- GOAL: Give back every line exactly as it appears, pictures excluded.

- MATERIAL FOR THE TASK:
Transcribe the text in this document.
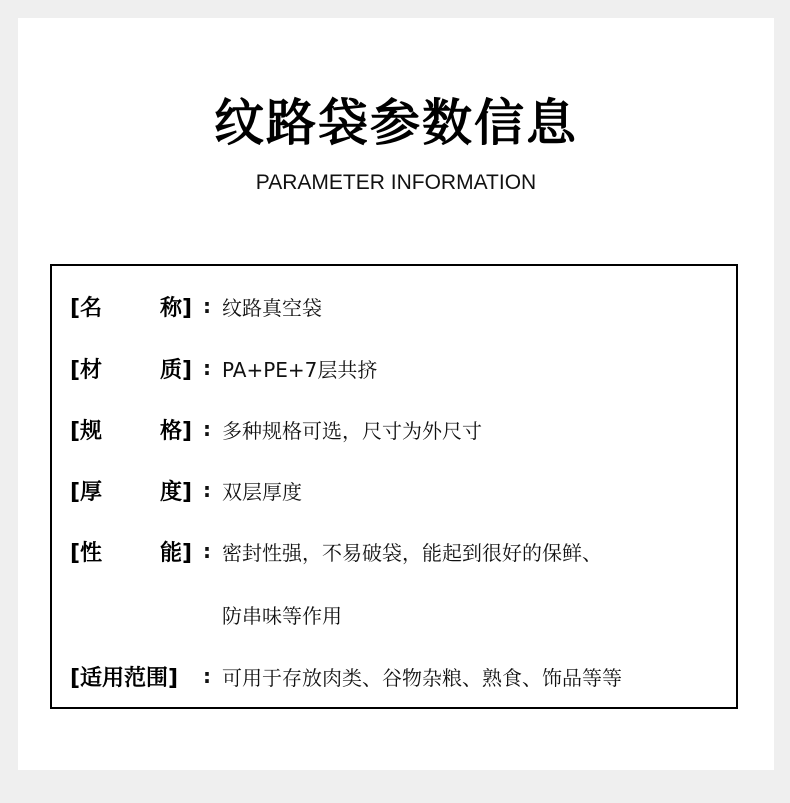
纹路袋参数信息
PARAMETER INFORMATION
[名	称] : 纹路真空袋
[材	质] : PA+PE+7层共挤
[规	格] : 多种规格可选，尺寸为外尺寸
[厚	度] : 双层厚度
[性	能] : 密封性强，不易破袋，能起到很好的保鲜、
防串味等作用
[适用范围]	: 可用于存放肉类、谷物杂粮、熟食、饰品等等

- SOLUTION TO THE EXERCISE:
Transcribe the text in this document.
纹路袋参数信息
PARAMETER INFORMATION
[名	称] : 纹路真空袋
[材	质] : PA+PE+7层共挤
[规	格] : 多种规格可选，尺寸为外尺寸
[厚	度] : 双层厚度
[性	能] : 密封性强，不易破袋，能起到很好的保鲜、
防串味等作用
[适用范围]	: 可用于存放肉类、谷物杂粮、熟食、饰品等等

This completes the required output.